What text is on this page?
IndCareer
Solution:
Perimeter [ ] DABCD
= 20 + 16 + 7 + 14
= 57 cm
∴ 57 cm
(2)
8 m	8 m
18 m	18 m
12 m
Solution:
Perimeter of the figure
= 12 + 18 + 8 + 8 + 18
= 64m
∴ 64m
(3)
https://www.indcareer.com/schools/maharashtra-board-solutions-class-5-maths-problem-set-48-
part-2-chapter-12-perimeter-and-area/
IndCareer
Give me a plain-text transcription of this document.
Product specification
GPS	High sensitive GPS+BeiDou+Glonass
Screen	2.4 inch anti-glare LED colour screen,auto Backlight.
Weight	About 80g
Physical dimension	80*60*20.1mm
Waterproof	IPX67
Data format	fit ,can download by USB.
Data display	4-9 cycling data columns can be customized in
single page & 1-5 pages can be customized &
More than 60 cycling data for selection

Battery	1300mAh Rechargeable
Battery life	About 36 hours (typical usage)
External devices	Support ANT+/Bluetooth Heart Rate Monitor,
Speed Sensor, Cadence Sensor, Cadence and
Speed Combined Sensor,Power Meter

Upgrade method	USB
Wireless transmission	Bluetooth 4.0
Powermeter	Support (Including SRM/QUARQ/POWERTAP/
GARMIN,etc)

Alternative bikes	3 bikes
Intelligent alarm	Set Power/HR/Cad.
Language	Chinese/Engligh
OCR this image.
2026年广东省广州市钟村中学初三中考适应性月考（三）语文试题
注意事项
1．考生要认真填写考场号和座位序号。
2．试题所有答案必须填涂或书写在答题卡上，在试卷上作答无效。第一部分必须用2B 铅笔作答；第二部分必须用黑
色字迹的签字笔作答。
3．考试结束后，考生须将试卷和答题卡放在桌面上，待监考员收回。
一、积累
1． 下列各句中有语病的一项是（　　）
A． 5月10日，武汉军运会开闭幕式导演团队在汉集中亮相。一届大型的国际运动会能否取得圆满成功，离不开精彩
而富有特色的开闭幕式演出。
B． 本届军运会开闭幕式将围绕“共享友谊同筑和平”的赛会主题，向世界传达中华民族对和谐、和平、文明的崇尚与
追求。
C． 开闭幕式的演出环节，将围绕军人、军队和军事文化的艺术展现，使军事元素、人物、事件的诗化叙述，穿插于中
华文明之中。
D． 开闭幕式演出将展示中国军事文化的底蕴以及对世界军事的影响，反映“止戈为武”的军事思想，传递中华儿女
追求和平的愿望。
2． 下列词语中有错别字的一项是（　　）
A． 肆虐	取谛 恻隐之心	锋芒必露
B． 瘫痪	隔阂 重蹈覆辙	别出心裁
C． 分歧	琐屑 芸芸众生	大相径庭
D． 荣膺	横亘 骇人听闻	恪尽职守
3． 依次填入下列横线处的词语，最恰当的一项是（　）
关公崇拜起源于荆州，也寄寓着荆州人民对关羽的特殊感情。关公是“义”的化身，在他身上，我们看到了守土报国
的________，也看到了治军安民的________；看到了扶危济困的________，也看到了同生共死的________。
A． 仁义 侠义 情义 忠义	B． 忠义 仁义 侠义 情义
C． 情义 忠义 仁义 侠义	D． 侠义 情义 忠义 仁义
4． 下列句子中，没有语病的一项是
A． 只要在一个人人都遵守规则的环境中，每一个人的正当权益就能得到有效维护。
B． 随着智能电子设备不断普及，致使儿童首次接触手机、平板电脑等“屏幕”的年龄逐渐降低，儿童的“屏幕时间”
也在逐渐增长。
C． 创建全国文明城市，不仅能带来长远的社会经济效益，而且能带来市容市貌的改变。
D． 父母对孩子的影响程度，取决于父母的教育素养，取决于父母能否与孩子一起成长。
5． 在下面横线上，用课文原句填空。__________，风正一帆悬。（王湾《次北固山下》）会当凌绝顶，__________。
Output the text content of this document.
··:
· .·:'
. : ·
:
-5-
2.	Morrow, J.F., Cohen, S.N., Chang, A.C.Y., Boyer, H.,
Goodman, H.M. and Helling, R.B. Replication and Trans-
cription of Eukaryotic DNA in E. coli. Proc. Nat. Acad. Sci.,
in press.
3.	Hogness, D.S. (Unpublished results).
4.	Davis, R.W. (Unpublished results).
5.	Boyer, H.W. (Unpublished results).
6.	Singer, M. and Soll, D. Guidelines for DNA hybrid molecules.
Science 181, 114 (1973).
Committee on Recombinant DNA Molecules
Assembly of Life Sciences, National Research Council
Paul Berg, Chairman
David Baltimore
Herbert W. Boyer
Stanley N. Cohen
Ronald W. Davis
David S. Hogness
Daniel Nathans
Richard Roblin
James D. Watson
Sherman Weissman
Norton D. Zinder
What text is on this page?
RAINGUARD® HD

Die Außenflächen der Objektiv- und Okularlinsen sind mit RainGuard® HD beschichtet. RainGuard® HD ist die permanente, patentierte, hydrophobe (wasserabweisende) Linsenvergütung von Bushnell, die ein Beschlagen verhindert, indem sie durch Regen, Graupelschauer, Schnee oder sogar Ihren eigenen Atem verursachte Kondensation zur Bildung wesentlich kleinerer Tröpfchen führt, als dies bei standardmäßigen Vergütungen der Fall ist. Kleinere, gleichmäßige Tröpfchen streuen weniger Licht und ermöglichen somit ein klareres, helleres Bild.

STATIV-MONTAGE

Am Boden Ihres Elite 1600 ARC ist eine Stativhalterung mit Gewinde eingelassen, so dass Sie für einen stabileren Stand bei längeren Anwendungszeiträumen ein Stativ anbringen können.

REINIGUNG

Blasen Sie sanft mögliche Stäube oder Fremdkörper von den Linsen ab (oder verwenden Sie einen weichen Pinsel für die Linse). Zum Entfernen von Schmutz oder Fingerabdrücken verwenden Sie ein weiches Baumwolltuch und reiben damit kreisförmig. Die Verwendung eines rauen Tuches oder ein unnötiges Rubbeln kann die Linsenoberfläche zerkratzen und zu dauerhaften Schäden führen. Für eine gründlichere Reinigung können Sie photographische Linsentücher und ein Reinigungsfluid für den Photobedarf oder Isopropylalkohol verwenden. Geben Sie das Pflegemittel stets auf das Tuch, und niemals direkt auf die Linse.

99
□ □ □
◆ Task to complete ◆
Your task is to return the full listing exactly as it was given.

◆ Completed exercise ◆
What text is on this page?
IndCareer
Solution:
Perimeter [ ] DABCD
= 20 + 16 + 7 + 14
= 57 cm
∴ 57 cm
(2)
8 m	8 m
18 m	18 m
12 m
Solution:
Perimeter of the figure
= 12 + 18 + 8 + 8 + 18
= 64m
∴ 64m
(3)
https://www.indcareer.com/schools/maharashtra-board-solutions-class-5-maths-problem-set-48-
part-2-chapter-12-perimeter-and-area/
IndCareer
Give me a plain-text transcription of this document.
Product specification
GPS	High sensitive GPS+BeiDou+Glonass
Screen	2.4 inch anti-glare LED colour screen,auto Backlight.
Weight	About 80g
Physical dimension	80*60*20.1mm
Waterproof	IPX67
Data format	fit ,can download by USB.
Data display	4-9 cycling data columns can be customized in
single page & 1-5 pages can be customized &
More than 60 cycling data for selection

Battery	1300mAh Rechargeable
Battery life	About 36 hours (typical usage)
External devices	Support ANT+/Bluetooth Heart Rate Monitor,
Speed Sensor, Cadence Sensor, Cadence and
Speed Combined Sensor,Power Meter

Upgrade method	USB
Wireless transmission	Bluetooth 4.0
Powermeter	Support (Including SRM/QUARQ/POWERTAP/
GARMIN,etc)

Alternative bikes	3 bikes
Intelligent alarm	Set Power/HR/Cad.
Language	Chinese/Engligh
OCR this image.
2026年广东省广州市钟村中学初三中考适应性月考（三）语文试题
注意事项
1．考生要认真填写考场号和座位序号。
2．试题所有答案必须填涂或书写在答题卡上，在试卷上作答无效。第一部分必须用2B 铅笔作答；第二部分必须用黑
色字迹的签字笔作答。
3．考试结束后，考生须将试卷和答题卡放在桌面上，待监考员收回。
一、积累
1． 下列各句中有语病的一项是（　　）
A． 5月10日，武汉军运会开闭幕式导演团队在汉集中亮相。一届大型的国际运动会能否取得圆满成功，离不开精彩
而富有特色的开闭幕式演出。
B． 本届军运会开闭幕式将围绕“共享友谊同筑和平”的赛会主题，向世界传达中华民族对和谐、和平、文明的崇尚与
追求。
C． 开闭幕式的演出环节，将围绕军人、军队和军事文化的艺术展现，使军事元素、人物、事件的诗化叙述，穿插于中
华文明之中。
D． 开闭幕式演出将展示中国军事文化的底蕴以及对世界军事的影响，反映“止戈为武”的军事思想，传递中华儿女
追求和平的愿望。
2． 下列词语中有错别字的一项是（　　）
A． 肆虐	取谛 恻隐之心	锋芒必露
B． 瘫痪	隔阂 重蹈覆辙	别出心裁
C． 分歧	琐屑 芸芸众生	大相径庭
D． 荣膺	横亘 骇人听闻	恪尽职守
3． 依次填入下列横线处的词语，最恰当的一项是（　）
关公崇拜起源于荆州，也寄寓着荆州人民对关羽的特殊感情。关公是“义”的化身，在他身上，我们看到了守土报国
的________，也看到了治军安民的________；看到了扶危济困的________，也看到了同生共死的________。
A． 仁义 侠义 情义 忠义	B． 忠义 仁义 侠义 情义
C． 情义 忠义 仁义 侠义	D． 侠义 情义 忠义 仁义
4． 下列句子中，没有语病的一项是
A． 只要在一个人人都遵守规则的环境中，每一个人的正当权益就能得到有效维护。
B． 随着智能电子设备不断普及，致使儿童首次接触手机、平板电脑等“屏幕”的年龄逐渐降低，儿童的“屏幕时间”
也在逐渐增长。
C． 创建全国文明城市，不仅能带来长远的社会经济效益，而且能带来市容市貌的改变。
D． 父母对孩子的影响程度，取决于父母的教育素养，取决于父母能否与孩子一起成长。
5． 在下面横线上，用课文原句填空。__________，风正一帆悬。（王湾《次北固山下》）会当凌绝顶，__________。
Output the text content of this document.
··:
· .·:'
. : ·
:
-5-
2.	Morrow, J.F., Cohen, S.N., Chang, A.C.Y., Boyer, H.,
Goodman, H.M. and Helling, R.B. Replication and Trans-
cription of Eukaryotic DNA in E. coli. Proc. Nat. Acad. Sci.,
in press.
3.	Hogness, D.S. (Unpublished results).
4.	Davis, R.W. (Unpublished results).
5.	Boyer, H.W. (Unpublished results).
6.	Singer, M. and Soll, D. Guidelines for DNA hybrid molecules.
Science 181, 114 (1973).
Committee on Recombinant DNA Molecules
Assembly of Life Sciences, National Research Council
Paul Berg, Chairman
David Baltimore
Herbert W. Boyer
Stanley N. Cohen
Ronald W. Davis
David S. Hogness
Daniel Nathans
Richard Roblin
James D. Watson
Sherman Weissman
Norton D. Zinder
What text is on this page?
RAINGUARD® HD

Die Außenflächen der Objektiv- und Okularlinsen sind mit RainGuard® HD beschichtet. RainGuard® HD ist die permanente, patentierte, hydrophobe (wasserabweisende) Linsenvergütung von Bushnell, die ein Beschlagen verhindert, indem sie durch Regen, Graupelschauer, Schnee oder sogar Ihren eigenen Atem verursachte Kondensation zur Bildung wesentlich kleinerer Tröpfchen führt, als dies bei standardmäßigen Vergütungen der Fall ist. Kleinere, gleichmäßige Tröpfchen streuen weniger Licht und ermöglichen somit ein klareres, helleres Bild.

STATIV-MONTAGE

Am Boden Ihres Elite 1600 ARC ist eine Stativhalterung mit Gewinde eingelassen, so dass Sie für einen stabileren Stand bei längeren Anwendungszeiträumen ein Stativ anbringen können.

REINIGUNG

Blasen Sie sanft mögliche Stäube oder Fremdkörper von den Linsen ab (oder verwenden Sie einen weichen Pinsel für die Linse). Zum Entfernen von Schmutz oder Fingerabdrücken verwenden Sie ein weiches Baumwolltuch und reiben damit kreisförmig. Die Verwendung eines rauen Tuches oder ein unnötiges Rubbeln kann die Linsenoberfläche zerkratzen und zu dauerhaften Schäden führen. Für eine gründlichere Reinigung können Sie photographische Linsentücher und ein Reinigungsfluid für den Photobedarf oder Isopropylalkohol verwenden. Geben Sie das Pflegemittel stets auf das Tuch, und niemals direkt auf die Linse.

99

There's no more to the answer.